• [THE EXERCISE]
Everything in the listing except the pictures should be written out exactly.
Start DATA TO USE
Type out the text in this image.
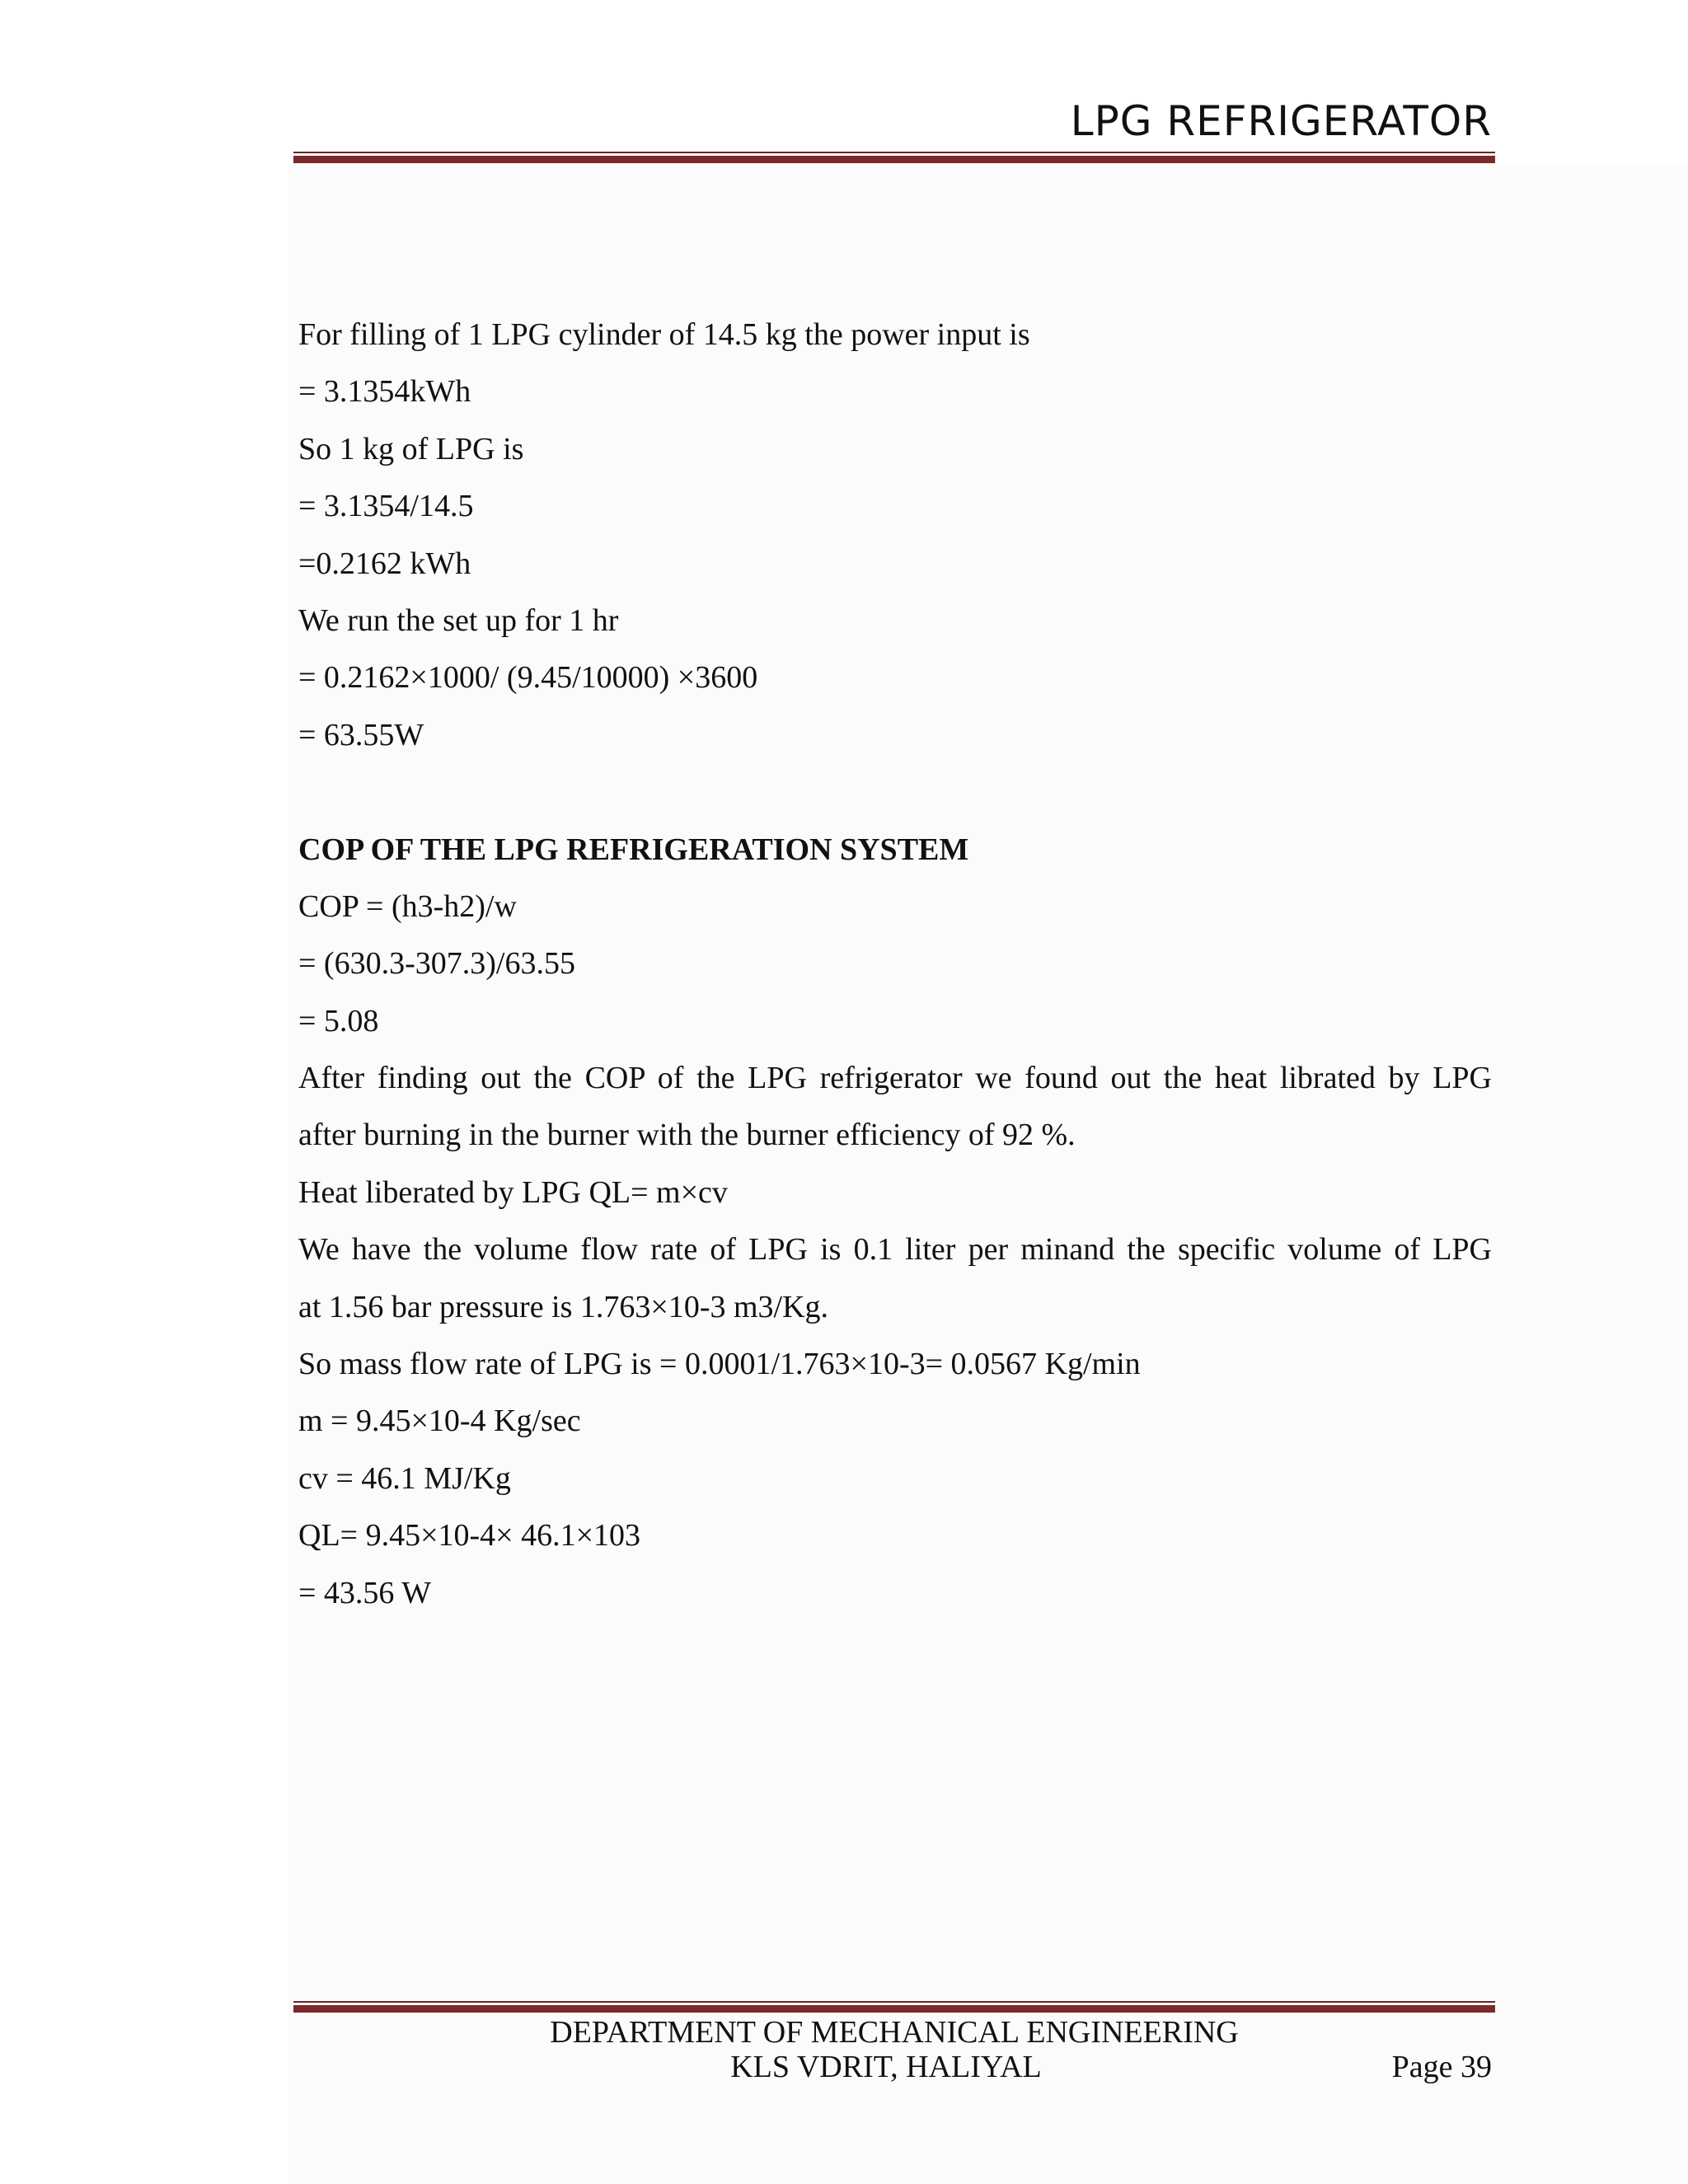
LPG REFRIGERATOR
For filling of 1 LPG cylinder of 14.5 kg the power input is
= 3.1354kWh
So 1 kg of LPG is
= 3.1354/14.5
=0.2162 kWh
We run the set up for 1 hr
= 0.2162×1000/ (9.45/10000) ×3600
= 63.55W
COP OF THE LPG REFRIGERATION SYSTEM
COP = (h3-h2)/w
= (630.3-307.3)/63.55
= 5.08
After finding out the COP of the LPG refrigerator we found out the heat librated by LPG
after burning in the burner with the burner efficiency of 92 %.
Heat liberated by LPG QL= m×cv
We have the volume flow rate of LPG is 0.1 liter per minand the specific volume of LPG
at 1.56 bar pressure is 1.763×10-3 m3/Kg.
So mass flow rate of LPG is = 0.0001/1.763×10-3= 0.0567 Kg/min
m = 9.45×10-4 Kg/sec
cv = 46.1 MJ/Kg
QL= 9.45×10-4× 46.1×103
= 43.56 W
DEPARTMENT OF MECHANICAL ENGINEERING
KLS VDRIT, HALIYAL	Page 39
End DATA TO USE
• [WRITTEN SOLUTION]
Type out the text in this image.
LPG REFRIGERATOR
For filling of 1 LPG cylinder of 14.5 kg the power input is
= 3.1354kWh
So 1 kg of LPG is
= 3.1354/14.5
=0.2162 kWh
We run the set up for 1 hr
= 0.2162×1000/ (9.45/10000) ×3600
= 63.55W
COP OF THE LPG REFRIGERATION SYSTEM
COP = (h3-h2)/w
= (630.3-307.3)/63.55
= 5.08
After finding out the COP of the LPG refrigerator we found out the heat librated by LPG
after burning in the burner with the burner efficiency of 92 %.
Heat liberated by LPG QL= m×cv
We have the volume flow rate of LPG is 0.1 liter per minand the specific volume of LPG
at 1.56 bar pressure is 1.763×10-3 m3/Kg.
So mass flow rate of LPG is = 0.0001/1.763×10-3= 0.0567 Kg/min
m = 9.45×10-4 Kg/sec
cv = 46.1 MJ/Kg
QL= 9.45×10-4× 46.1×103
= 43.56 W
DEPARTMENT OF MECHANICAL ENGINEERING
KLS VDRIT, HALIYAL	Page 39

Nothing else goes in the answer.